Task goal — Word for word, reproduce each of the entries.

::: Exercise input :::

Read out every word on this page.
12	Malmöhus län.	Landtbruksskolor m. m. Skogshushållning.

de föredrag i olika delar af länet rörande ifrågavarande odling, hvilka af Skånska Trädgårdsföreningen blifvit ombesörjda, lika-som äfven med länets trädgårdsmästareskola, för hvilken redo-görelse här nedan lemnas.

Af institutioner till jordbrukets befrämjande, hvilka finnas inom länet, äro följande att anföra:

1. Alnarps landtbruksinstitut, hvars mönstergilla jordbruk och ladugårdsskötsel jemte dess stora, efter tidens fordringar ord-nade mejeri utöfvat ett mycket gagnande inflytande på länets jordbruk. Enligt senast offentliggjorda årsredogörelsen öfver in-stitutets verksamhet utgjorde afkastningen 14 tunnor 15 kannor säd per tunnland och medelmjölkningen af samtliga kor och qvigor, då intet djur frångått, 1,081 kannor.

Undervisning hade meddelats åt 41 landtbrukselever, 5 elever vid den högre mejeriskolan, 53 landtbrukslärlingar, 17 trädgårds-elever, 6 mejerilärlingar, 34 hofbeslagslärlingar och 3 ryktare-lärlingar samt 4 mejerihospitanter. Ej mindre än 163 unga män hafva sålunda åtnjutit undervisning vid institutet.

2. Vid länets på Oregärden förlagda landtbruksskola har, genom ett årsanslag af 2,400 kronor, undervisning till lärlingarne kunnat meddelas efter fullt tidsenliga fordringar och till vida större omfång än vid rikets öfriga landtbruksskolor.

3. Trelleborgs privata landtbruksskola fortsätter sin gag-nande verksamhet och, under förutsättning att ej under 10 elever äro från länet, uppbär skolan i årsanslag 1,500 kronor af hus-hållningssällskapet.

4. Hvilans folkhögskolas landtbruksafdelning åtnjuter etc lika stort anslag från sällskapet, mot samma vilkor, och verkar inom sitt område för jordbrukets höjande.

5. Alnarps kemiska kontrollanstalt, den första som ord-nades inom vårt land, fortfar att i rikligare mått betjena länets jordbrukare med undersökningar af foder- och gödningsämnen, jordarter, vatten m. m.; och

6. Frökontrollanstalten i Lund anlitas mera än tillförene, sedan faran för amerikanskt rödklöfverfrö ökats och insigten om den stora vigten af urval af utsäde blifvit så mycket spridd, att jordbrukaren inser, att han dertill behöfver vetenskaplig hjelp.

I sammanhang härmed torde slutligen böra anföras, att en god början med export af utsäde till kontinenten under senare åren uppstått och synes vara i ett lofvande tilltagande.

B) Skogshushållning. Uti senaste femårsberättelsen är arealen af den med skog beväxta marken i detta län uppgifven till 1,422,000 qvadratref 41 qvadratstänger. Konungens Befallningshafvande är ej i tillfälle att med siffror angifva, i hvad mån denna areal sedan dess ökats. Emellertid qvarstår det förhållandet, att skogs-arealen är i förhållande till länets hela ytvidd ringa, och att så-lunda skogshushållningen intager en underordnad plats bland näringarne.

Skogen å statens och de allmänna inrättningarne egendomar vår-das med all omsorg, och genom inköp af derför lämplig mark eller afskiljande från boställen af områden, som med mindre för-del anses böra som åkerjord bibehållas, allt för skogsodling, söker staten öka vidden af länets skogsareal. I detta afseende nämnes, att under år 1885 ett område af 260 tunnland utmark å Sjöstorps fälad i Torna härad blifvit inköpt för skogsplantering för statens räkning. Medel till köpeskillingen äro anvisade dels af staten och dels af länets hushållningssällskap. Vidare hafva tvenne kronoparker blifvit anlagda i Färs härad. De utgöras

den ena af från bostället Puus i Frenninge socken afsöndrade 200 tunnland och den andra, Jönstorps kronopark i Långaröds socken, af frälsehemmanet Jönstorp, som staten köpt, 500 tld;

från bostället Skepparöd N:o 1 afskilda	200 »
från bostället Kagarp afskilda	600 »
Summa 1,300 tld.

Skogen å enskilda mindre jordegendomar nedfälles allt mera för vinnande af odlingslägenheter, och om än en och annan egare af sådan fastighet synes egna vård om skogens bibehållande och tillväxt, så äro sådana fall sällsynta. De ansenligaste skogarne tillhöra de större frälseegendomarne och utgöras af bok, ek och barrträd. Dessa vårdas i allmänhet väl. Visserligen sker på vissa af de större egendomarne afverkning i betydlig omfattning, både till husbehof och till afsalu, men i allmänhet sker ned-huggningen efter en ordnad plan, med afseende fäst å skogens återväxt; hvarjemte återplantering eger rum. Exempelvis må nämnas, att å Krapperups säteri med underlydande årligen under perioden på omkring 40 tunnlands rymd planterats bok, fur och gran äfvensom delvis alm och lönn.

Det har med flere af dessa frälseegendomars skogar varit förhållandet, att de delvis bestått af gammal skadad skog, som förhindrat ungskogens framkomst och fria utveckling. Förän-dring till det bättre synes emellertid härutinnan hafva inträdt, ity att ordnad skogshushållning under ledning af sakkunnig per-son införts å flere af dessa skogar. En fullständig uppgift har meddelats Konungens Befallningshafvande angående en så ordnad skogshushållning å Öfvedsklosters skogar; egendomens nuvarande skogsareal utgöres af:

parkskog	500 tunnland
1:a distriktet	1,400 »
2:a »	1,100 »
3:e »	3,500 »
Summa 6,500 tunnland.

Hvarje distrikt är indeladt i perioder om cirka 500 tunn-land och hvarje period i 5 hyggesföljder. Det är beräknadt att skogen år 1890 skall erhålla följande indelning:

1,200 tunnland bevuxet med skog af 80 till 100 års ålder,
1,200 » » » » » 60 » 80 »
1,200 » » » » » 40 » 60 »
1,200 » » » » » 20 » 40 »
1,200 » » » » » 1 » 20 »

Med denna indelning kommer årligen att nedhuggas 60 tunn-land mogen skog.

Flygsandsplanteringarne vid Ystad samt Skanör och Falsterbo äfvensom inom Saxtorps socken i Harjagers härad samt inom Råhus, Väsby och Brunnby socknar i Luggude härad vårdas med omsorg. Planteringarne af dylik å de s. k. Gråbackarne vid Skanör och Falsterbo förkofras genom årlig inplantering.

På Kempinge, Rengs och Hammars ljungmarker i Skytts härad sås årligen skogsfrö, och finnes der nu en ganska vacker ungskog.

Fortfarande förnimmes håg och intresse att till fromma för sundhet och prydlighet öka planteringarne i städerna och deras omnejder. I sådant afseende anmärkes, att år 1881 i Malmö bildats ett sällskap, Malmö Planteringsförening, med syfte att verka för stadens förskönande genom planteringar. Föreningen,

:::

Solved exercise —
Read out every word on this page.
12	Malmöhus län.	Landtbruksskolor m. m. Skogshushållning.

de föredrag i olika delar af länet rörande ifrågavarande odling, hvilka af Skånska Trädgårdsföreningen blifvit ombesörjda, lika-som äfven med länets trädgårdsmästareskola, för hvilken redo-görelse här nedan lemnas.

Af institutioner till jordbrukets befrämjande, hvilka finnas inom länet, äro följande att anföra:

1. Alnarps landtbruksinstitut, hvars mönstergilla jordbruk och ladugårdsskötsel jemte dess stora, efter tidens fordringar ord-nade mejeri utöfvat ett mycket gagnande inflytande på länets jordbruk. Enligt senast offentliggjorda årsredogörelsen öfver in-stitutets verksamhet utgjorde afkastningen 14 tunnor 15 kannor säd per tunnland och medelmjölkningen af samtliga kor och qvigor, då intet djur frångått, 1,081 kannor.

Undervisning hade meddelats åt 41 landtbrukselever, 5 elever vid den högre mejeriskolan, 53 landtbrukslärlingar, 17 trädgårds-elever, 6 mejerilärlingar, 34 hofbeslagslärlingar och 3 ryktare-lärlingar samt 4 mejerihospitanter. Ej mindre än 163 unga män hafva sålunda åtnjutit undervisning vid institutet.

2. Vid länets på Oregärden förlagda landtbruksskola har, genom ett årsanslag af 2,400 kronor, undervisning till lärlingarne kunnat meddelas efter fullt tidsenliga fordringar och till vida större omfång än vid rikets öfriga landtbruksskolor.

3. Trelleborgs privata landtbruksskola fortsätter sin gag-nande verksamhet och, under förutsättning att ej under 10 elever äro från länet, uppbär skolan i årsanslag 1,500 kronor af hus-hållningssällskapet.

4. Hvilans folkhögskolas landtbruksafdelning åtnjuter etc lika stort anslag från sällskapet, mot samma vilkor, och verkar inom sitt område för jordbrukets höjande.

5. Alnarps kemiska kontrollanstalt, den första som ord-nades inom vårt land, fortfar att i rikligare mått betjena länets jordbrukare med undersökningar af foder- och gödningsämnen, jordarter, vatten m. m.; och

6. Frökontrollanstalten i Lund anlitas mera än tillförene, sedan faran för amerikanskt rödklöfverfrö ökats och insigten om den stora vigten af urval af utsäde blifvit så mycket spridd, att jordbrukaren inser, att han dertill behöfver vetenskaplig hjelp.

I sammanhang härmed torde slutligen böra anföras, att en god början med export af utsäde till kontinenten under senare åren uppstått och synes vara i ett lofvande tilltagande.

B) Skogshushållning. Uti senaste femårsberättelsen är arealen af den med skog beväxta marken i detta län uppgifven till 1,422,000 qvadratref 41 qvadratstänger. Konungens Befallningshafvande är ej i tillfälle att med siffror angifva, i hvad mån denna areal sedan dess ökats. Emellertid qvarstår det förhållandet, att skogs-arealen är i förhållande till länets hela ytvidd ringa, och att så-lunda skogshushållningen intager en underordnad plats bland näringarne.

Skogen å statens och de allmänna inrättningarne egendomar vår-das med all omsorg, och genom inköp af derför lämplig mark eller afskiljande från boställen af områden, som med mindre för-del anses böra som åkerjord bibehållas, allt för skogsodling, söker staten öka vidden af länets skogsareal. I detta afseende nämnes, att under år 1885 ett område af 260 tunnland utmark å Sjöstorps fälad i Torna härad blifvit inköpt för skogsplantering för statens räkning. Medel till köpeskillingen äro anvisade dels af staten och dels af länets hushållningssällskap. Vidare hafva tvenne kronoparker blifvit anlagda i Färs härad. De utgöras

den ena af från bostället Puus i Frenninge socken afsöndrade 200 tunnland och den andra, Jönstorps kronopark i Långaröds socken, af frälsehemmanet Jönstorp, som staten köpt, 500 tld;

från bostället Skepparöd N:o 1 afskilda	200 »
från bostället Kagarp afskilda	600 »
Summa 1,300 tld.

Skogen å enskilda mindre jordegendomar nedfälles allt mera för vinnande af odlingslägenheter, och om än en och annan egare af sådan fastighet synes egna vård om skogens bibehållande och tillväxt, så äro sådana fall sällsynta. De ansenligaste skogarne tillhöra de större frälseegendomarne och utgöras af bok, ek och barrträd. Dessa vårdas i allmänhet väl. Visserligen sker på vissa af de större egendomarne afverkning i betydlig omfattning, både till husbehof och till afsalu, men i allmänhet sker ned-huggningen efter en ordnad plan, med afseende fäst å skogens återväxt; hvarjemte återplantering eger rum. Exempelvis må nämnas, att å Krapperups säteri med underlydande årligen under perioden på omkring 40 tunnlands rymd planterats bok, fur och gran äfvensom delvis alm och lönn.

Det har med flere af dessa frälseegendomars skogar varit förhållandet, att de delvis bestått af gammal skadad skog, som förhindrat ungskogens framkomst och fria utveckling. Förän-dring till det bättre synes emellertid härutinnan hafva inträdt, ity att ordnad skogshushållning under ledning af sakkunnig per-son införts å flere af dessa skogar. En fullständig uppgift har meddelats Konungens Befallningshafvande angående en så ordnad skogshushållning å Öfvedsklosters skogar; egendomens nuvarande skogsareal utgöres af:

parkskog	500 tunnland
1:a distriktet	1,400 »
2:a »	1,100 »
3:e »	3,500 »
Summa 6,500 tunnland.

Hvarje distrikt är indeladt i perioder om cirka 500 tunn-land och hvarje period i 5 hyggesföljder. Det är beräknadt att skogen år 1890 skall erhålla följande indelning:

1,200 tunnland bevuxet med skog af 80 till 100 års ålder,
1,200 » » » » » 60 » 80 »
1,200 » » » » » 40 » 60 »
1,200 » » » » » 20 » 40 »
1,200 » » » » » 1 » 20 »

Med denna indelning kommer årligen att nedhuggas 60 tunn-land mogen skog.

Flygsandsplanteringarne vid Ystad samt Skanör och Falsterbo äfvensom inom Saxtorps socken i Harjagers härad samt inom Råhus, Väsby och Brunnby socknar i Luggude härad vårdas med omsorg. Planteringarne af dylik å de s. k. Gråbackarne vid Skanör och Falsterbo förkofras genom årlig inplantering.

På Kempinge, Rengs och Hammars ljungmarker i Skytts härad sås årligen skogsfrö, och finnes der nu en ganska vacker ungskog.

Fortfarande förnimmes håg och intresse att till fromma för sundhet och prydlighet öka planteringarne i städerna och deras omnejder. I sådant afseende anmärkes, att år 1881 i Malmö bildats ett sällskap, Malmö Planteringsförening, med syfte att verka för stadens förskönande genom planteringar. Föreningen,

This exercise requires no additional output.